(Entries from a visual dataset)
* * *

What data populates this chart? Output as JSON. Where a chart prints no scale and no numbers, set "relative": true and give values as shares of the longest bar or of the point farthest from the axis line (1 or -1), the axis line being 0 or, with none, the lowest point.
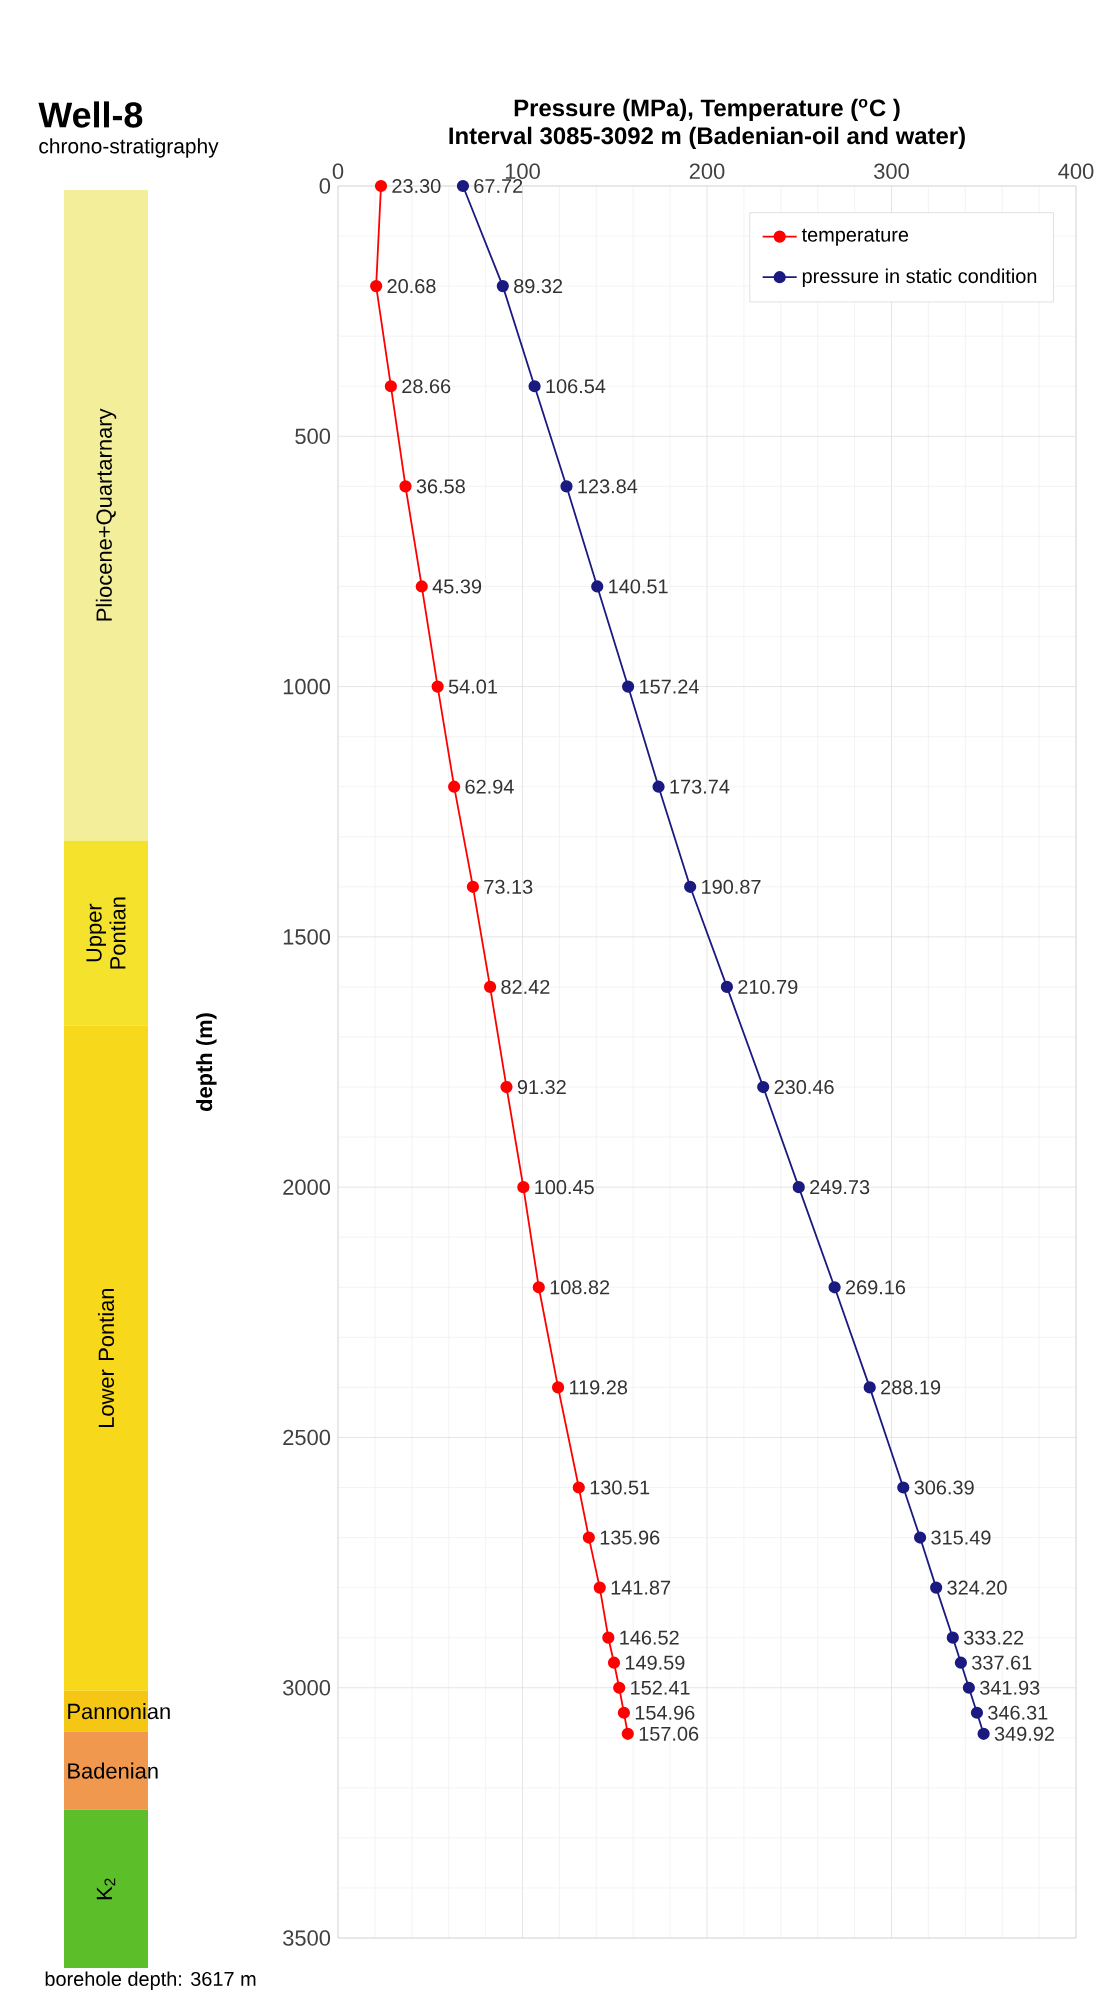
{
  "chart_data": [
    {
      "type": "bar",
      "stacked": true,
      "relative": true,
      "title": "Well-8",
      "subtitle": "chrono-stratigraphy",
      "annotations": [
        "borehole depth: 3617 m"
      ],
      "categories": [
        null
      ],
      "series": [
        {
          "name": "K$_{2}$",
          "color": "#5cbf2a",
          "values": [
            0.089
          ]
        },
        {
          "name": "Badenian",
          "color": "#f0984e",
          "values": [
            0.044
          ]
        },
        {
          "name": "Pannonian",
          "color": "#f6c614",
          "values": [
            0.023
          ]
        },
        {
          "name": "Lower Pontian",
          "color": "#f8d81a",
          "values": [
            0.374
          ]
        },
        {
          "name": "Upper Pontian",
          "color": "#f5e22c",
          "values": [
            0.104
          ]
        },
        {
          "name": "Pliocene+Quartarnary",
          "color": "#f2ee9a",
          "values": [
            0.366
          ]
        }
      ]
    },
    {
      "type": "line",
      "orientation": "horizontal",
      "title": "Pressure (MPa), Temperature ($^{o}$C )",
      "subtitle": "Interval 3085-3092 m (Badenian-oil and water)",
      "ylabel": "depth (m)",
      "xlim": [
        0,
        400
      ],
      "xticks": [
        0,
        100,
        200,
        300,
        400
      ],
      "ylim": [
        3500,
        0
      ],
      "yticks": [
        0,
        500,
        1000,
        1500,
        2000,
        2500,
        3000,
        3500
      ],
      "grid": true,
      "legend": "top right",
      "marker": "circle",
      "line_style": "solid",
      "series": [
        {
          "name": "temperature",
          "color": "#ff0000",
          "x": [
            0,
            200,
            400,
            600,
            800,
            1000,
            1200,
            1400,
            1600,
            1800,
            2000,
            2200,
            2400,
            2600,
            2700,
            2800,
            2900,
            2950,
            3000,
            3050,
            3092
          ],
          "values": [
            23.3,
            20.68,
            28.66,
            36.58,
            45.39,
            54.01,
            62.94,
            73.13,
            82.42,
            91.32,
            100.45,
            108.82,
            119.28,
            130.51,
            135.96,
            141.87,
            146.52,
            149.59,
            152.41,
            154.96,
            157.06
          ],
          "value_labels": [
            "23.30",
            "20.68",
            "28.66",
            "36.58",
            "45.39",
            "54.01",
            "62.94",
            "73.13",
            "82.42",
            "91.32",
            "100.45",
            "108.82",
            "119.28",
            "130.51",
            "135.96",
            "141.87",
            "146.52",
            "149.59",
            "152.41",
            "154.96",
            "157.06"
          ]
        },
        {
          "name": "pressure in static condition",
          "color": "#1a1a80",
          "x": [
            0,
            200,
            400,
            600,
            800,
            1000,
            1200,
            1400,
            1600,
            1800,
            2000,
            2200,
            2400,
            2600,
            2700,
            2800,
            2900,
            2950,
            3000,
            3050,
            3092
          ],
          "values": [
            67.72,
            89.32,
            106.54,
            123.84,
            140.51,
            157.24,
            173.74,
            190.87,
            210.79,
            230.46,
            249.73,
            269.16,
            288.19,
            306.39,
            315.49,
            324.2,
            333.22,
            337.61,
            341.93,
            346.31,
            349.92
          ],
          "value_labels": [
            "67.72",
            "89.32",
            "106.54",
            "123.84",
            "140.51",
            "157.24",
            "173.74",
            "190.87",
            "210.79",
            "230.46",
            "249.73",
            "269.16",
            "288.19",
            "306.39",
            "315.49",
            "324.20",
            "333.22",
            "337.61",
            "341.93",
            "346.31",
            "349.92"
          ]
        }
      ]
    }
  ]
}
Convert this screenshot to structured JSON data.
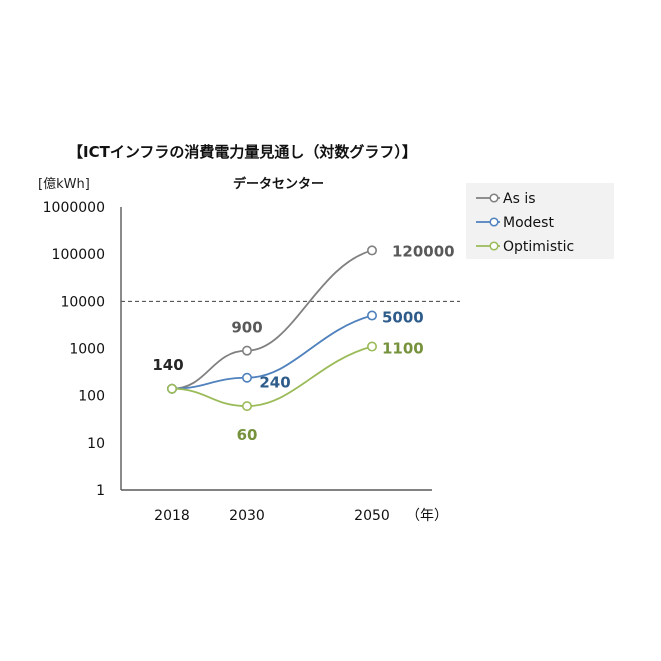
{
  "chart_data": {
    "type": "line",
    "title": "【ICTインフラの消費電力量見通し（対数グラフ）】",
    "subtitle": "データセンター",
    "ylabel": "[億kWh]",
    "xlabel": "（年）",
    "yscale": "log",
    "ylim": [
      1,
      1000000
    ],
    "yticks": [
      "1",
      "10",
      "100",
      "1000",
      "10000",
      "100000",
      "1000000"
    ],
    "x": [
      "2018",
      "2030",
      "2050"
    ],
    "reference_line": {
      "y": 10000,
      "style": "dashed"
    },
    "legend_position": "top-right",
    "series": [
      {
        "name": "As is",
        "color": "#808080",
        "values": [
          140,
          900,
          120000
        ],
        "labels": [
          "140",
          "900",
          "120000"
        ]
      },
      {
        "name": "Modest",
        "color": "#4f81bd",
        "values": [
          140,
          240,
          5000
        ],
        "labels": [
          "",
          "240",
          "5000"
        ]
      },
      {
        "name": "Optimistic",
        "color": "#9bbb59",
        "values": [
          140,
          60,
          1100
        ],
        "labels": [
          "",
          "60",
          "1100"
        ]
      }
    ],
    "label_colors": {
      "As is": "#595959",
      "Modest": "#2e5c8a",
      "Optimistic": "#76923c"
    }
  }
}
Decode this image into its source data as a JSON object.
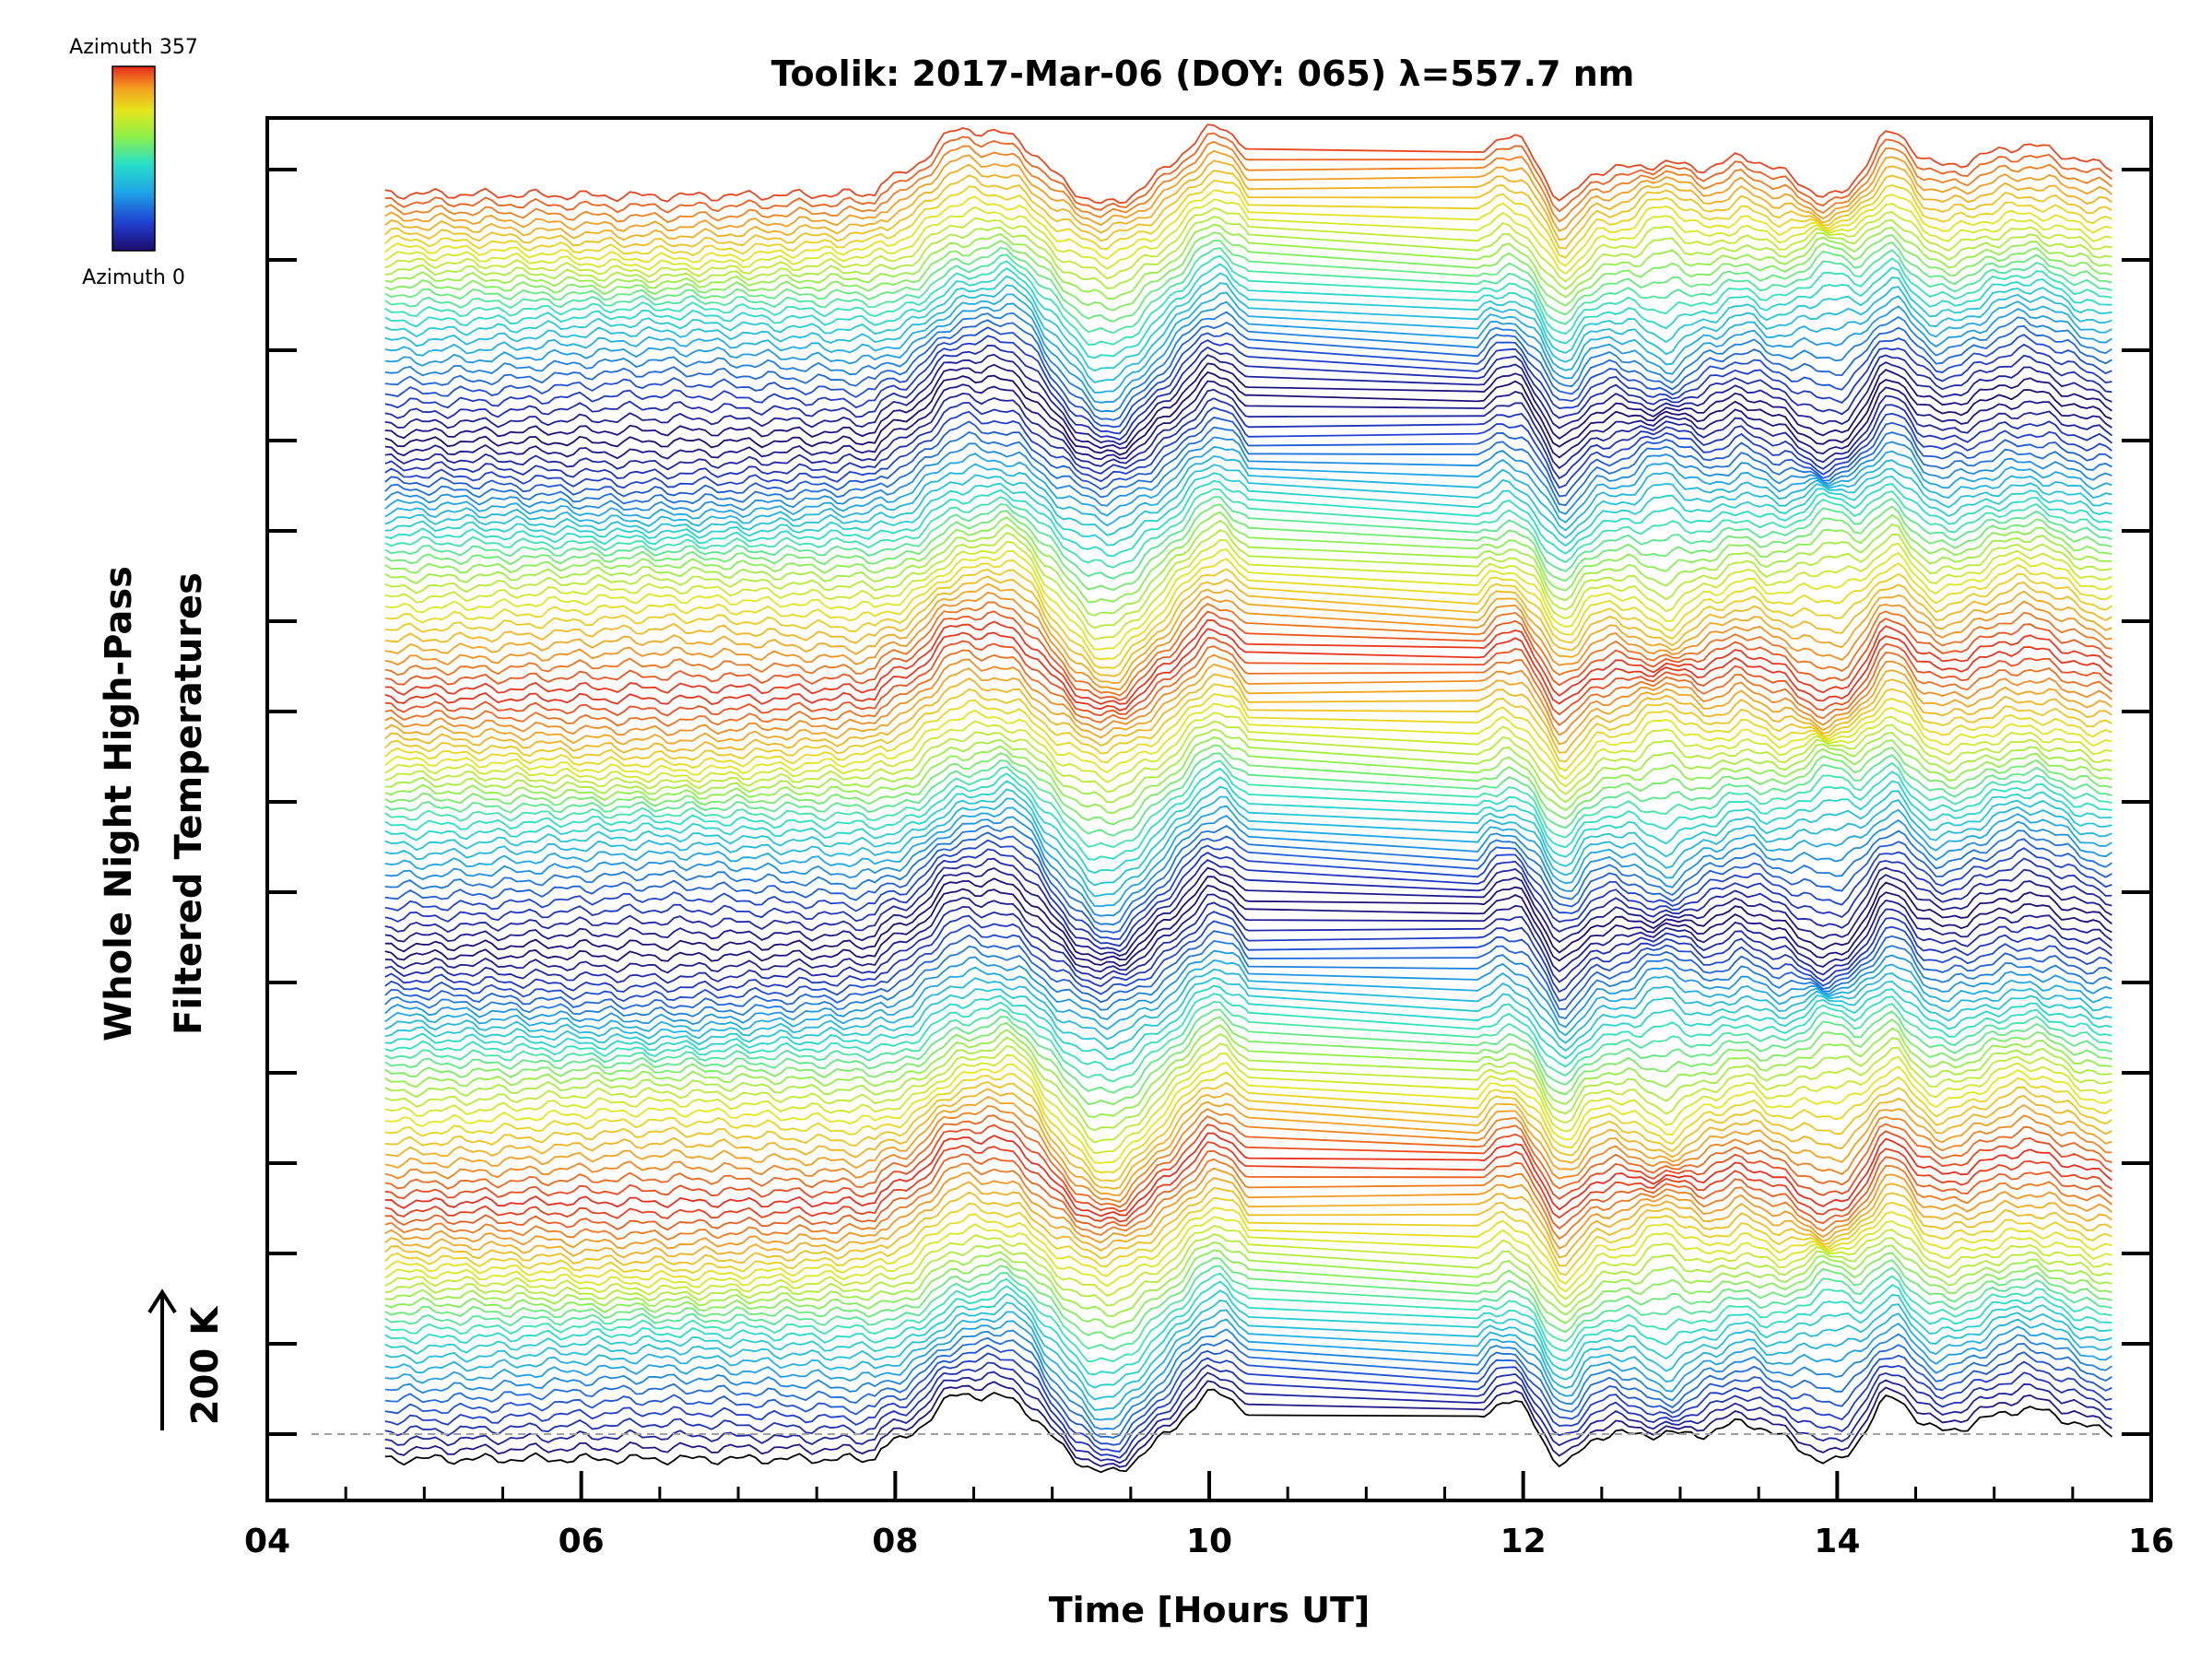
{
  "chart_data": {
    "type": "line",
    "title": "Toolik: 2017-Mar-06 (DOY: 065) λ=557.7 nm",
    "xlabel": "Time [Hours UT]",
    "ylabel_line1": "Whole Night High-Pass",
    "ylabel_line2": "Filtered Temperatures",
    "xlim": [
      4,
      16
    ],
    "x_ticks": [
      "04",
      "06",
      "08",
      "10",
      "12",
      "14",
      "16"
    ],
    "x_tick_values": [
      4,
      6,
      8,
      10,
      12,
      14,
      16
    ],
    "scale_bar_label": "200 K",
    "colorbar": {
      "top_label": "Azimuth 357",
      "bottom_label": "Azimuth 0",
      "colors": [
        "#1e0a6e",
        "#1f3fd0",
        "#1fa6e8",
        "#28e0c8",
        "#8ef04a",
        "#e6e61c",
        "#f4a020",
        "#e8281e"
      ]
    },
    "data_range_hours": [
      4.75,
      15.75
    ],
    "data_gap_hours": [
      10.25,
      11.7
    ],
    "num_traces": 144,
    "trace_groups": 5,
    "baseline_color": "#a0a0a0"
  }
}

* * *

Given problem
Every record above must be given again exactly; drop the pictures.

Result of this exercise
What data populates this chart? Output as JSON. Where a chart prints no scale and no numbers, set "relative": true and give values as shares of the longest bar or of the point farthest from the axis line (1 or -1), the axis line being 0 or, with none, the lowest point.
{
  "chart_data": [
    {
      "type": "bar",
      "stacked": true,
      "relative": true,
      "title": "Well-8",
      "subtitle": "chrono-stratigraphy",
      "annotations": [
        "borehole depth: 3617 m"
      ],
      "categories": [
        null
      ],
      "series": [
        {
          "name": "K$_{2}$",
          "color": "#5cbf2a",
          "values": [
            0.089
          ]
        },
        {
          "name": "Badenian",
          "color": "#f0984e",
          "values": [
            0.044
          ]
        },
        {
          "name": "Pannonian",
          "color": "#f6c614",
          "values": [
            0.023
          ]
        },
        {
          "name": "Lower Pontian",
          "color": "#f8d81a",
          "values": [
            0.374
          ]
        },
        {
          "name": "Upper Pontian",
          "color": "#f5e22c",
          "values": [
            0.104
          ]
        },
        {
          "name": "Pliocene+Quartarnary",
          "color": "#f2ee9a",
          "values": [
            0.366
          ]
        }
      ]
    },
    {
      "type": "line",
      "orientation": "horizontal",
      "title": "Pressure (MPa), Temperature ($^{o}$C )",
      "subtitle": "Interval 3085-3092 m (Badenian-oil and water)",
      "ylabel": "depth (m)",
      "xlim": [
        0,
        400
      ],
      "xticks": [
        0,
        100,
        200,
        300,
        400
      ],
      "ylim": [
        3500,
        0
      ],
      "yticks": [
        0,
        500,
        1000,
        1500,
        2000,
        2500,
        3000,
        3500
      ],
      "grid": true,
      "legend": "top right",
      "marker": "circle",
      "line_style": "solid",
      "series": [
        {
          "name": "temperature",
          "color": "#ff0000",
          "x": [
            0,
            200,
            400,
            600,
            800,
            1000,
            1200,
            1400,
            1600,
            1800,
            2000,
            2200,
            2400,
            2600,
            2700,
            2800,
            2900,
            2950,
            3000,
            3050,
            3092
          ],
          "values": [
            23.3,
            20.68,
            28.66,
            36.58,
            45.39,
            54.01,
            62.94,
            73.13,
            82.42,
            91.32,
            100.45,
            108.82,
            119.28,
            130.51,
            135.96,
            141.87,
            146.52,
            149.59,
            152.41,
            154.96,
            157.06
          ],
          "value_labels": [
            "23.30",
            "20.68",
            "28.66",
            "36.58",
            "45.39",
            "54.01",
            "62.94",
            "73.13",
            "82.42",
            "91.32",
            "100.45",
            "108.82",
            "119.28",
            "130.51",
            "135.96",
            "141.87",
            "146.52",
            "149.59",
            "152.41",
            "154.96",
            "157.06"
          ]
        },
        {
          "name": "pressure in static condition",
          "color": "#1a1a80",
          "x": [
            0,
            200,
            400,
            600,
            800,
            1000,
            1200,
            1400,
            1600,
            1800,
            2000,
            2200,
            2400,
            2600,
            2700,
            2800,
            2900,
            2950,
            3000,
            3050,
            3092
          ],
          "values": [
            67.72,
            89.32,
            106.54,
            123.84,
            140.51,
            157.24,
            173.74,
            190.87,
            210.79,
            230.46,
            249.73,
            269.16,
            288.19,
            306.39,
            315.49,
            324.2,
            333.22,
            337.61,
            341.93,
            346.31,
            349.92
          ],
          "value_labels": [
            "67.72",
            "89.32",
            "106.54",
            "123.84",
            "140.51",
            "157.24",
            "173.74",
            "190.87",
            "210.79",
            "230.46",
            "249.73",
            "269.16",
            "288.19",
            "306.39",
            "315.49",
            "324.20",
            "333.22",
            "337.61",
            "341.93",
            "346.31",
            "349.92"
          ]
        }
      ]
    }
  ]
}
Convert this screenshot to structured JSON data.
{
  "chart_data": {
    "type": "line",
    "title": "【ICTインフラの消費電力量見通し（対数グラフ）】",
    "subtitle": "データセンター",
    "ylabel": "[億kWh]",
    "xlabel": "（年）",
    "yscale": "log",
    "ylim": [
      1,
      1000000
    ],
    "yticks": [
      "1",
      "10",
      "100",
      "1000",
      "10000",
      "100000",
      "1000000"
    ],
    "x": [
      "2018",
      "2030",
      "2050"
    ],
    "reference_line": {
      "y": 10000,
      "style": "dashed"
    },
    "legend_position": "top-right",
    "series": [
      {
        "name": "As is",
        "color": "#808080",
        "values": [
          140,
          900,
          120000
        ],
        "labels": [
          "140",
          "900",
          "120000"
        ]
      },
      {
        "name": "Modest",
        "color": "#4f81bd",
        "values": [
          140,
          240,
          5000
        ],
        "labels": [
          "",
          "240",
          "5000"
        ]
      },
      {
        "name": "Optimistic",
        "color": "#9bbb59",
        "values": [
          140,
          60,
          1100
        ],
        "labels": [
          "",
          "60",
          "1100"
        ]
      }
    ],
    "label_colors": {
      "As is": "#595959",
      "Modest": "#2e5c8a",
      "Optimistic": "#76923c"
    }
  }
}
Decode this image into its source data as a JSON object.
{
  "chart_data": {
    "type": "line",
    "title": "Toolik: 2017-Mar-06 (DOY: 065) λ=557.7 nm",
    "xlabel": "Time [Hours UT]",
    "ylabel_line1": "Whole Night High-Pass",
    "ylabel_line2": "Filtered Temperatures",
    "xlim": [
      4,
      16
    ],
    "x_ticks": [
      "04",
      "06",
      "08",
      "10",
      "12",
      "14",
      "16"
    ],
    "x_tick_values": [
      4,
      6,
      8,
      10,
      12,
      14,
      16
    ],
    "scale_bar_label": "200 K",
    "colorbar": {
      "top_label": "Azimuth 357",
      "bottom_label": "Azimuth 0",
      "colors": [
        "#1e0a6e",
        "#1f3fd0",
        "#1fa6e8",
        "#28e0c8",
        "#8ef04a",
        "#e6e61c",
        "#f4a020",
        "#e8281e"
      ]
    },
    "data_range_hours": [
      4.75,
      15.75
    ],
    "data_gap_hours": [
      10.25,
      11.7
    ],
    "num_traces": 144,
    "trace_groups": 5,
    "baseline_color": "#a0a0a0"
  }
}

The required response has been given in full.